_What this task involves_
Report how many lines contain "Solve". Give the number and nothing else.

-- start Material --

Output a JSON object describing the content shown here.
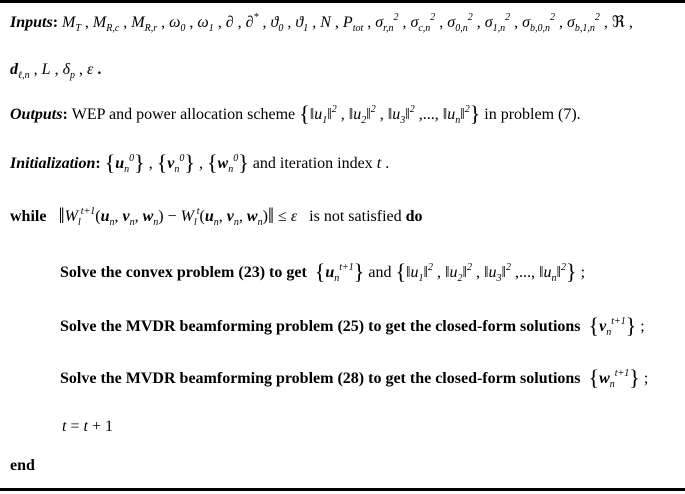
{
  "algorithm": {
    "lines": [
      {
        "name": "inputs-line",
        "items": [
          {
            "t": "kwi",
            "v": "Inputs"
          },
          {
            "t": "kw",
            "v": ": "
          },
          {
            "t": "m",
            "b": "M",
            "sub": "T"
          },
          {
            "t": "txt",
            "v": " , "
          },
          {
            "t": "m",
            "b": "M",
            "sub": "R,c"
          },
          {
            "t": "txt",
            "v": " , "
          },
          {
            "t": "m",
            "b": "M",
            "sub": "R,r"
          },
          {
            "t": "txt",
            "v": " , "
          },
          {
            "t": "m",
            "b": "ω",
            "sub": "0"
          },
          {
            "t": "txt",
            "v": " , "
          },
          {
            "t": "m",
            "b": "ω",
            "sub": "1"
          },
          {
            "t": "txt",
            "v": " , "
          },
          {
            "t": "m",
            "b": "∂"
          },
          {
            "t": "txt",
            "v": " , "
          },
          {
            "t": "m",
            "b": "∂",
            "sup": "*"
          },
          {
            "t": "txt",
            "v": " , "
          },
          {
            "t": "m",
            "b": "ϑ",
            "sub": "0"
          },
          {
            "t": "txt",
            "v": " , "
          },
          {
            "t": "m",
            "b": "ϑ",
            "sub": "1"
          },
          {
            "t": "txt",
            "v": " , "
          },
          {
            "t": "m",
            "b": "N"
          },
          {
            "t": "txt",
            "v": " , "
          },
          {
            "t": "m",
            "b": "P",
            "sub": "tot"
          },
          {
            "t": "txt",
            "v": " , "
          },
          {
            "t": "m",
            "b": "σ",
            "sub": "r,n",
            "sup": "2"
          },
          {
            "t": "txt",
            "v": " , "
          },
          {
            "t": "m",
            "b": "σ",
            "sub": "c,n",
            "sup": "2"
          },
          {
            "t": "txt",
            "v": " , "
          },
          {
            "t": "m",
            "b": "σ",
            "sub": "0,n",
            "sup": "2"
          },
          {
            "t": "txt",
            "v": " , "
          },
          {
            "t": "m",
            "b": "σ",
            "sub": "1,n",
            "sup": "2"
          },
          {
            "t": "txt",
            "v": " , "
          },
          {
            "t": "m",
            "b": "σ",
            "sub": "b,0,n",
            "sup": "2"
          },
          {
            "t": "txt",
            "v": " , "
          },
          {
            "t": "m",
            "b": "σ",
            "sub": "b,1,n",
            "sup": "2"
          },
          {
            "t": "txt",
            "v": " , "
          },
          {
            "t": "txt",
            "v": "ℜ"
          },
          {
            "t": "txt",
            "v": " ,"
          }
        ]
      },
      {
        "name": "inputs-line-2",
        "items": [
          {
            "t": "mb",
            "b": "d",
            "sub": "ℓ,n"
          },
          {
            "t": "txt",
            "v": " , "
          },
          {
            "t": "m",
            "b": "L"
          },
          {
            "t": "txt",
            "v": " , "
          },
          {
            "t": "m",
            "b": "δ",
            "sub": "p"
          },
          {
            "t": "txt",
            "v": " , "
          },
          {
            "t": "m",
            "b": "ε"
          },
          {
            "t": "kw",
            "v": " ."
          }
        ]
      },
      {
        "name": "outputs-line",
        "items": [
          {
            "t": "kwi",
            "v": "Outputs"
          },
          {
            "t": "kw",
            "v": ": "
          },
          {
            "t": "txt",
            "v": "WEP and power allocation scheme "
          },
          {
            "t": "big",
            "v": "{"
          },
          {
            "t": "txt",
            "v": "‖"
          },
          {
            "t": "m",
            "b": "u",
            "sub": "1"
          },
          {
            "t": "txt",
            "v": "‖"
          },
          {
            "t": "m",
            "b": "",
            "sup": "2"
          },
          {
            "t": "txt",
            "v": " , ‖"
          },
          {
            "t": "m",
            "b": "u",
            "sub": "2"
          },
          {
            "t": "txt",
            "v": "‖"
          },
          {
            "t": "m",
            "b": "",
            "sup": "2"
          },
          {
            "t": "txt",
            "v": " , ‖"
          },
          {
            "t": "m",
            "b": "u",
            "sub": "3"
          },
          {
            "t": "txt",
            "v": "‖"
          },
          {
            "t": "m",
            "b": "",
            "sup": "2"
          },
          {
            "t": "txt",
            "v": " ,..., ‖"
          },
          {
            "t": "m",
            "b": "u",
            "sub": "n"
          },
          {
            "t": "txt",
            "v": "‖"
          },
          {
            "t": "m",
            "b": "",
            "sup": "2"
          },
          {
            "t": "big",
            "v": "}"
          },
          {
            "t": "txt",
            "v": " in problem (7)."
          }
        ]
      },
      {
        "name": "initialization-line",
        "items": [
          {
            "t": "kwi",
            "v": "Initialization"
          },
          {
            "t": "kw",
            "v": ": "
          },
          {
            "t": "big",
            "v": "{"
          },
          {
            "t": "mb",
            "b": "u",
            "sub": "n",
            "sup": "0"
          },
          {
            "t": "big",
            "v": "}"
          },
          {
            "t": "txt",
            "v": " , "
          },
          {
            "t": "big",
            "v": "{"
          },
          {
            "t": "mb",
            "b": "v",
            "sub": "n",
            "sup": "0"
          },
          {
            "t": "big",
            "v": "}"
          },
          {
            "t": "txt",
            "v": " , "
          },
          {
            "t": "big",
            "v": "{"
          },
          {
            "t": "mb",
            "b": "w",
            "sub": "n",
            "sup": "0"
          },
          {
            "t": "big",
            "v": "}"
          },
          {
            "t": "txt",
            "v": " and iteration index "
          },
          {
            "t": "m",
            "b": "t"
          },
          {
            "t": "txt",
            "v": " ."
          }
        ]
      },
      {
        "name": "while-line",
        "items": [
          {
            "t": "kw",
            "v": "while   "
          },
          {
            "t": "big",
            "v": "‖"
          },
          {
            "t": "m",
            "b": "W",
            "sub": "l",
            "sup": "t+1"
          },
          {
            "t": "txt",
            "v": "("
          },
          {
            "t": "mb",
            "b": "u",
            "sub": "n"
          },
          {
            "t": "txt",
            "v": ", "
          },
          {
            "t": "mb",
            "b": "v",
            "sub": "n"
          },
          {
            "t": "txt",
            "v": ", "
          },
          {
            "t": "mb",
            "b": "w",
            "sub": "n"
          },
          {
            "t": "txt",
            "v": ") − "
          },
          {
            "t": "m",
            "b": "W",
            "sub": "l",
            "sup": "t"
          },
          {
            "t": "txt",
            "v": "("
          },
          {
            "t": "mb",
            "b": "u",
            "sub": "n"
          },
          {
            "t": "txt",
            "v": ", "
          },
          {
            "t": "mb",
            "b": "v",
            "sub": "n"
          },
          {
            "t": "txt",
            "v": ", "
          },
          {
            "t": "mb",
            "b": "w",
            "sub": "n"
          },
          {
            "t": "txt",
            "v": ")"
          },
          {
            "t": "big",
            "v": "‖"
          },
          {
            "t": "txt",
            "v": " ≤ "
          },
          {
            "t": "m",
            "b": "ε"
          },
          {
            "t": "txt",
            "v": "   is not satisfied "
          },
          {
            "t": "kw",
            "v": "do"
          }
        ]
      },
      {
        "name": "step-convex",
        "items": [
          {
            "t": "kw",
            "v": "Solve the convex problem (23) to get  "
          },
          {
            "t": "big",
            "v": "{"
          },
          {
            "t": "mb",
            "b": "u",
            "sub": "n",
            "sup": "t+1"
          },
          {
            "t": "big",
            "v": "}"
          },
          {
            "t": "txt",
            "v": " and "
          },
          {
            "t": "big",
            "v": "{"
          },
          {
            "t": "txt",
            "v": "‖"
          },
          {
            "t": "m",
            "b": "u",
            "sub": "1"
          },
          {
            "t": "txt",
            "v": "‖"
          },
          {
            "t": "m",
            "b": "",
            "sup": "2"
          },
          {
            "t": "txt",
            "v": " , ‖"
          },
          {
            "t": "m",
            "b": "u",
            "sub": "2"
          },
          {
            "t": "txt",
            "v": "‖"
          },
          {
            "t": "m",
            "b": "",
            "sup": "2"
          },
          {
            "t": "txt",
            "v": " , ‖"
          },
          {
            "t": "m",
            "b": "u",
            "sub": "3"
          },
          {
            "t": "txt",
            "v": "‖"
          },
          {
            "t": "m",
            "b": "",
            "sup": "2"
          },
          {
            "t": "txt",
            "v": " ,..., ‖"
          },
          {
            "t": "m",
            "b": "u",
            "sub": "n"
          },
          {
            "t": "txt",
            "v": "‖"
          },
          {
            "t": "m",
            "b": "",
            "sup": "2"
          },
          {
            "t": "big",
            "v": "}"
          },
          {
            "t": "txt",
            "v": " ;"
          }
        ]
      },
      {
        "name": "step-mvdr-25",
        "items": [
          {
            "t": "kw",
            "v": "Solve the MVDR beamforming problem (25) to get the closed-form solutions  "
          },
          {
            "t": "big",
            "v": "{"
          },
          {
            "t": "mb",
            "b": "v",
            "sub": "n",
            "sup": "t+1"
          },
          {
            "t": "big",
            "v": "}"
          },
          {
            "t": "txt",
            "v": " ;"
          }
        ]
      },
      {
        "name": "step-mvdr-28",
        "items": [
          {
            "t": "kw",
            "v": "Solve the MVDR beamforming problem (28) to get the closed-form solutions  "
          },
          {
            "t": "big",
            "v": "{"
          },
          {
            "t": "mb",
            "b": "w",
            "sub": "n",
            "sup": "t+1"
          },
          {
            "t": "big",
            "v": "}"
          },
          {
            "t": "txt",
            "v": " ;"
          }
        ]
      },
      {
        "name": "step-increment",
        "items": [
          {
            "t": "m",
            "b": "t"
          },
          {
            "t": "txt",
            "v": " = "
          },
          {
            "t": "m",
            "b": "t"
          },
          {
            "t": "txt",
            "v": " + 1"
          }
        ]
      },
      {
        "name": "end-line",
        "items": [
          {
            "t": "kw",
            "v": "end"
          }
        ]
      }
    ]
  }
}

-- end Material --
-- start Material --

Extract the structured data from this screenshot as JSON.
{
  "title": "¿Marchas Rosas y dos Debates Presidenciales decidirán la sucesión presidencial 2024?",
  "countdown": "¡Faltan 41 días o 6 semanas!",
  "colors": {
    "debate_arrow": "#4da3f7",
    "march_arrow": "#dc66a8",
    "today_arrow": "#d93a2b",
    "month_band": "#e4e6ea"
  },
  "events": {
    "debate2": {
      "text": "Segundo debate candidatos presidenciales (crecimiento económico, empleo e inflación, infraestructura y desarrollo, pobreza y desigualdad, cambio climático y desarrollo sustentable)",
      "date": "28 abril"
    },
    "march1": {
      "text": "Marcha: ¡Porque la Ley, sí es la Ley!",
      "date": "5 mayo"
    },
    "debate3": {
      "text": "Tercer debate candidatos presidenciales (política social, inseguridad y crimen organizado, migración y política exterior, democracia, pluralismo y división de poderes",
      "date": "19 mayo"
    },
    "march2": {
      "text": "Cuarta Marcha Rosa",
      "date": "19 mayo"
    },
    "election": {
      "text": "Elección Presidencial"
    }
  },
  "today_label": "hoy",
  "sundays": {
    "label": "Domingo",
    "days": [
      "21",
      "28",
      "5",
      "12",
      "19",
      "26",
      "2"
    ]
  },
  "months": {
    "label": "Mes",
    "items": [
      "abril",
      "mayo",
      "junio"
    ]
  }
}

-- end Material --

_Final answer_
3